Below is a set of records; print all of them exactly as written.
# THE INPUT start
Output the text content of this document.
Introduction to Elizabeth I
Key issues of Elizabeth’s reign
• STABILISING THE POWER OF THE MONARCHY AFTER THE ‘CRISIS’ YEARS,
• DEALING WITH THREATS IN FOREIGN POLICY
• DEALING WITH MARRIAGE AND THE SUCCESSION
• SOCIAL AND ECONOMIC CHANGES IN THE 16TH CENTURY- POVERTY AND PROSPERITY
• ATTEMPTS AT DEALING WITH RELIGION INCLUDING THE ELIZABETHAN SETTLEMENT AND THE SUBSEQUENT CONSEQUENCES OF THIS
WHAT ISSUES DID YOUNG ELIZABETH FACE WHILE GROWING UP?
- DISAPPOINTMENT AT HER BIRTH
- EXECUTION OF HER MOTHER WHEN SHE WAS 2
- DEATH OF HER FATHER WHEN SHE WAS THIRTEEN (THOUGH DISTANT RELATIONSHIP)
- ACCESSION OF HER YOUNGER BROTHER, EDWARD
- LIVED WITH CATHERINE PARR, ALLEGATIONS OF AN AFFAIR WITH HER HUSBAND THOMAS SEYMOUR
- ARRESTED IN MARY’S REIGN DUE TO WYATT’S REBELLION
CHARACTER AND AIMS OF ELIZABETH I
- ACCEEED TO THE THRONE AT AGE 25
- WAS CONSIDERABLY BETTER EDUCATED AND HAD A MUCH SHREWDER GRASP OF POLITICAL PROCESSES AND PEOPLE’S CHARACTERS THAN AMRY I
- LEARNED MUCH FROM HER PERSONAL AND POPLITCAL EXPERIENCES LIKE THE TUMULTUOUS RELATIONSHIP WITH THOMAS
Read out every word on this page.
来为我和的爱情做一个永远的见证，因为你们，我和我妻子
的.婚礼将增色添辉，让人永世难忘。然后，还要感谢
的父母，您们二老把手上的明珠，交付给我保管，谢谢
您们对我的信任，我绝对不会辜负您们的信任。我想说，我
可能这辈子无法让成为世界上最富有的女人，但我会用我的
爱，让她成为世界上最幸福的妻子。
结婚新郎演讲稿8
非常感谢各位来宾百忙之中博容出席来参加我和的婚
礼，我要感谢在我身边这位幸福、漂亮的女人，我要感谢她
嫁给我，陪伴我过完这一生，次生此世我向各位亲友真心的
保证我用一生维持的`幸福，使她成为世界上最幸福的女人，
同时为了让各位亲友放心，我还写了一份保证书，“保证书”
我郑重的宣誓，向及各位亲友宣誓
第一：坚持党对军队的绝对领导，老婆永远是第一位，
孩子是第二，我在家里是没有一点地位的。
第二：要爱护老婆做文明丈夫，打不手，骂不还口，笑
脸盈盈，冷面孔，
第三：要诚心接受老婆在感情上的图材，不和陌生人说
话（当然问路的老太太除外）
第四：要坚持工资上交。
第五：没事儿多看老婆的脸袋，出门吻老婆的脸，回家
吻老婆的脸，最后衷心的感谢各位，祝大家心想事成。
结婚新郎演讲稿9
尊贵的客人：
# THE INPUT end
• THE RESPONSE:
Output the text content of this document.
Introduction to Elizabeth I
Key issues of Elizabeth’s reign
• STABILISING THE POWER OF THE MONARCHY AFTER THE ‘CRISIS’ YEARS,
• DEALING WITH THREATS IN FOREIGN POLICY
• DEALING WITH MARRIAGE AND THE SUCCESSION
• SOCIAL AND ECONOMIC CHANGES IN THE 16TH CENTURY- POVERTY AND PROSPERITY
• ATTEMPTS AT DEALING WITH RELIGION INCLUDING THE ELIZABETHAN SETTLEMENT AND THE SUBSEQUENT CONSEQUENCES OF THIS
WHAT ISSUES DID YOUNG ELIZABETH FACE WHILE GROWING UP?
- DISAPPOINTMENT AT HER BIRTH
- EXECUTION OF HER MOTHER WHEN SHE WAS 2
- DEATH OF HER FATHER WHEN SHE WAS THIRTEEN (THOUGH DISTANT RELATIONSHIP)
- ACCESSION OF HER YOUNGER BROTHER, EDWARD
- LIVED WITH CATHERINE PARR, ALLEGATIONS OF AN AFFAIR WITH HER HUSBAND THOMAS SEYMOUR
- ARRESTED IN MARY’S REIGN DUE TO WYATT’S REBELLION
CHARACTER AND AIMS OF ELIZABETH I
- ACCEEED TO THE THRONE AT AGE 25
- WAS CONSIDERABLY BETTER EDUCATED AND HAD A MUCH SHREWDER GRASP OF POLITICAL PROCESSES AND PEOPLE’S CHARACTERS THAN AMRY I
- LEARNED MUCH FROM HER PERSONAL AND POPLITCAL EXPERIENCES LIKE THE TUMULTUOUS RELATIONSHIP WITH THOMAS
Read out every word on this page.
来为我和的爱情做一个永远的见证，因为你们，我和我妻子
的.婚礼将增色添辉，让人永世难忘。然后，还要感谢
的父母，您们二老把手上的明珠，交付给我保管，谢谢
您们对我的信任，我绝对不会辜负您们的信任。我想说，我
可能这辈子无法让成为世界上最富有的女人，但我会用我的
爱，让她成为世界上最幸福的妻子。
结婚新郎演讲稿8
非常感谢各位来宾百忙之中博容出席来参加我和的婚
礼，我要感谢在我身边这位幸福、漂亮的女人，我要感谢她
嫁给我，陪伴我过完这一生，次生此世我向各位亲友真心的
保证我用一生维持的`幸福，使她成为世界上最幸福的女人，
同时为了让各位亲友放心，我还写了一份保证书，“保证书”
我郑重的宣誓，向及各位亲友宣誓
第一：坚持党对军队的绝对领导，老婆永远是第一位，
孩子是第二，我在家里是没有一点地位的。
第二：要爱护老婆做文明丈夫，打不手，骂不还口，笑
脸盈盈，冷面孔，
第三：要诚心接受老婆在感情上的图材，不和陌生人说
话（当然问路的老太太除外）
第四：要坚持工资上交。
第五：没事儿多看老婆的脸袋，出门吻老婆的脸，回家
吻老婆的脸，最后衷心的感谢各位，祝大家心想事成。
结婚新郎演讲稿9
尊贵的客人：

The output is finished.